> _REQUIRED WORK_: Transcribe all the records exactly and omit any images they hold.

> _EXERCISE INPUTS_:
+===+
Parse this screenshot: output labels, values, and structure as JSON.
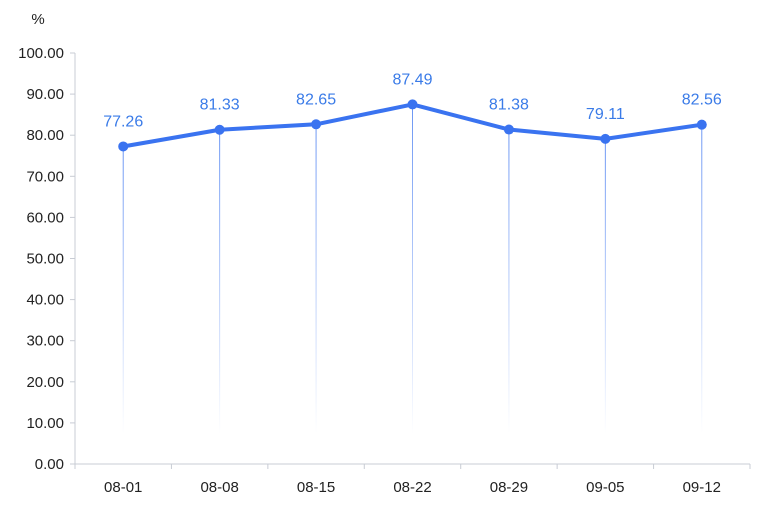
{
  "chart_data": {
    "type": "line",
    "unit_label": "%",
    "categories": [
      "08-01",
      "08-08",
      "08-15",
      "08-22",
      "08-29",
      "09-05",
      "09-12"
    ],
    "series": [
      {
        "values": [
          77.26,
          81.33,
          82.65,
          87.49,
          81.38,
          79.11,
          82.56
        ]
      }
    ],
    "data_labels": [
      "77.26",
      "81.33",
      "82.65",
      "87.49",
      "81.38",
      "79.11",
      "82.56"
    ],
    "y_ticks": [
      "0.00",
      "10.00",
      "20.00",
      "30.00",
      "40.00",
      "50.00",
      "60.00",
      "70.00",
      "80.00",
      "90.00",
      "100.00"
    ],
    "ylim": [
      0,
      100
    ],
    "grid": false,
    "drop_lines": true,
    "colors": {
      "line": "#3a73f0",
      "label": "#3a7be8",
      "axis": "#c8ccd4",
      "text": "#222222"
    }
  }
}
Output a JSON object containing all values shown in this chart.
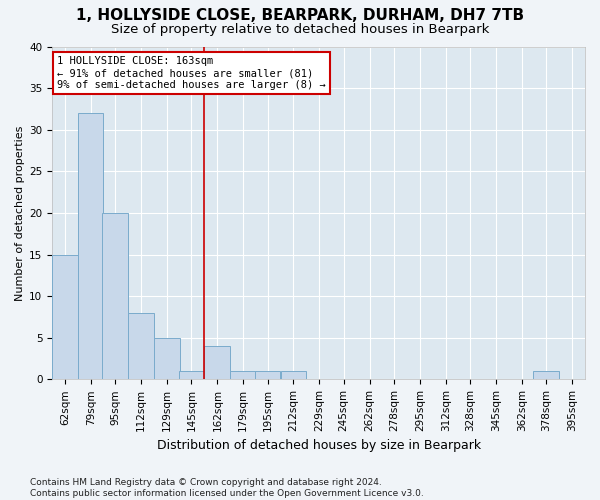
{
  "title1": "1, HOLLYSIDE CLOSE, BEARPARK, DURHAM, DH7 7TB",
  "title2": "Size of property relative to detached houses in Bearpark",
  "xlabel": "Distribution of detached houses by size in Bearpark",
  "ylabel": "Number of detached properties",
  "bin_labels": [
    "62sqm",
    "79sqm",
    "95sqm",
    "112sqm",
    "129sqm",
    "145sqm",
    "162sqm",
    "179sqm",
    "195sqm",
    "212sqm",
    "229sqm",
    "245sqm",
    "262sqm",
    "278sqm",
    "295sqm",
    "312sqm",
    "328sqm",
    "345sqm",
    "362sqm",
    "378sqm",
    "395sqm"
  ],
  "bin_left_edges": [
    62,
    79,
    95,
    112,
    129,
    145,
    162,
    179,
    195,
    212,
    229,
    245,
    262,
    278,
    295,
    312,
    328,
    345,
    362,
    378,
    395
  ],
  "bin_width": 17,
  "bar_heights": [
    15,
    32,
    20,
    8,
    5,
    1,
    4,
    1,
    1,
    1,
    0,
    0,
    0,
    0,
    0,
    0,
    0,
    0,
    0,
    1,
    0
  ],
  "bar_color": "#c8d8ea",
  "bar_edgecolor": "#7aabcc",
  "vline_bin_index": 6,
  "vline_color": "#cc0000",
  "annotation_text": "1 HOLLYSIDE CLOSE: 163sqm\n← 91% of detached houses are smaller (81)\n9% of semi-detached houses are larger (8) →",
  "annotation_box_edgecolor": "#cc0000",
  "annotation_box_facecolor": "#ffffff",
  "ylim": [
    0,
    40
  ],
  "yticks": [
    0,
    5,
    10,
    15,
    20,
    25,
    30,
    35,
    40
  ],
  "background_color": "#dde8f0",
  "grid_color": "#ffffff",
  "fig_facecolor": "#f0f4f8",
  "title1_fontsize": 11,
  "title2_fontsize": 9.5,
  "xlabel_fontsize": 9,
  "ylabel_fontsize": 8,
  "tick_fontsize": 7.5,
  "annotation_fontsize": 7.5,
  "footer_fontsize": 6.5,
  "footer": "Contains HM Land Registry data © Crown copyright and database right 2024.\nContains public sector information licensed under the Open Government Licence v3.0."
}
+===+
> _ANSWER_:
Parse this screenshot: output labels, values, and structure as JSON.
{
  "chart_data": {
    "type": "line",
    "unit_label": "%",
    "categories": [
      "08-01",
      "08-08",
      "08-15",
      "08-22",
      "08-29",
      "09-05",
      "09-12"
    ],
    "series": [
      {
        "values": [
          77.26,
          81.33,
          82.65,
          87.49,
          81.38,
          79.11,
          82.56
        ]
      }
    ],
    "data_labels": [
      "77.26",
      "81.33",
      "82.65",
      "87.49",
      "81.38",
      "79.11",
      "82.56"
    ],
    "y_ticks": [
      "0.00",
      "10.00",
      "20.00",
      "30.00",
      "40.00",
      "50.00",
      "60.00",
      "70.00",
      "80.00",
      "90.00",
      "100.00"
    ],
    "ylim": [
      0,
      100
    ],
    "grid": false,
    "drop_lines": true,
    "colors": {
      "line": "#3a73f0",
      "label": "#3a7be8",
      "axis": "#c8ccd4",
      "text": "#222222"
    }
  }
}
Output a JSON object containing all values shown in this chart.
{
  "title1": "1, HOLLYSIDE CLOSE, BEARPARK, DURHAM, DH7 7TB",
  "title2": "Size of property relative to detached houses in Bearpark",
  "xlabel": "Distribution of detached houses by size in Bearpark",
  "ylabel": "Number of detached properties",
  "bin_labels": [
    "62sqm",
    "79sqm",
    "95sqm",
    "112sqm",
    "129sqm",
    "145sqm",
    "162sqm",
    "179sqm",
    "195sqm",
    "212sqm",
    "229sqm",
    "245sqm",
    "262sqm",
    "278sqm",
    "295sqm",
    "312sqm",
    "328sqm",
    "345sqm",
    "362sqm",
    "378sqm",
    "395sqm"
  ],
  "bin_left_edges": [
    62,
    79,
    95,
    112,
    129,
    145,
    162,
    179,
    195,
    212,
    229,
    245,
    262,
    278,
    295,
    312,
    328,
    345,
    362,
    378,
    395
  ],
  "bin_width": 17,
  "bar_heights": [
    15,
    32,
    20,
    8,
    5,
    1,
    4,
    1,
    1,
    1,
    0,
    0,
    0,
    0,
    0,
    0,
    0,
    0,
    0,
    1,
    0
  ],
  "bar_color": "#c8d8ea",
  "bar_edgecolor": "#7aabcc",
  "vline_bin_index": 6,
  "vline_color": "#cc0000",
  "annotation_text": "1 HOLLYSIDE CLOSE: 163sqm\n← 91% of detached houses are smaller (81)\n9% of semi-detached houses are larger (8) →",
  "annotation_box_edgecolor": "#cc0000",
  "annotation_box_facecolor": "#ffffff",
  "ylim": [
    0,
    40
  ],
  "yticks": [
    0,
    5,
    10,
    15,
    20,
    25,
    30,
    35,
    40
  ],
  "background_color": "#dde8f0",
  "grid_color": "#ffffff",
  "fig_facecolor": "#f0f4f8",
  "title1_fontsize": 11,
  "title2_fontsize": 9.5,
  "xlabel_fontsize": 9,
  "ylabel_fontsize": 8,
  "tick_fontsize": 7.5,
  "annotation_fontsize": 7.5,
  "footer_fontsize": 6.5,
  "footer": "Contains HM Land Registry data © Crown copyright and database right 2024.\nContains public sector information licensed under the Open Government Licence v3.0."
}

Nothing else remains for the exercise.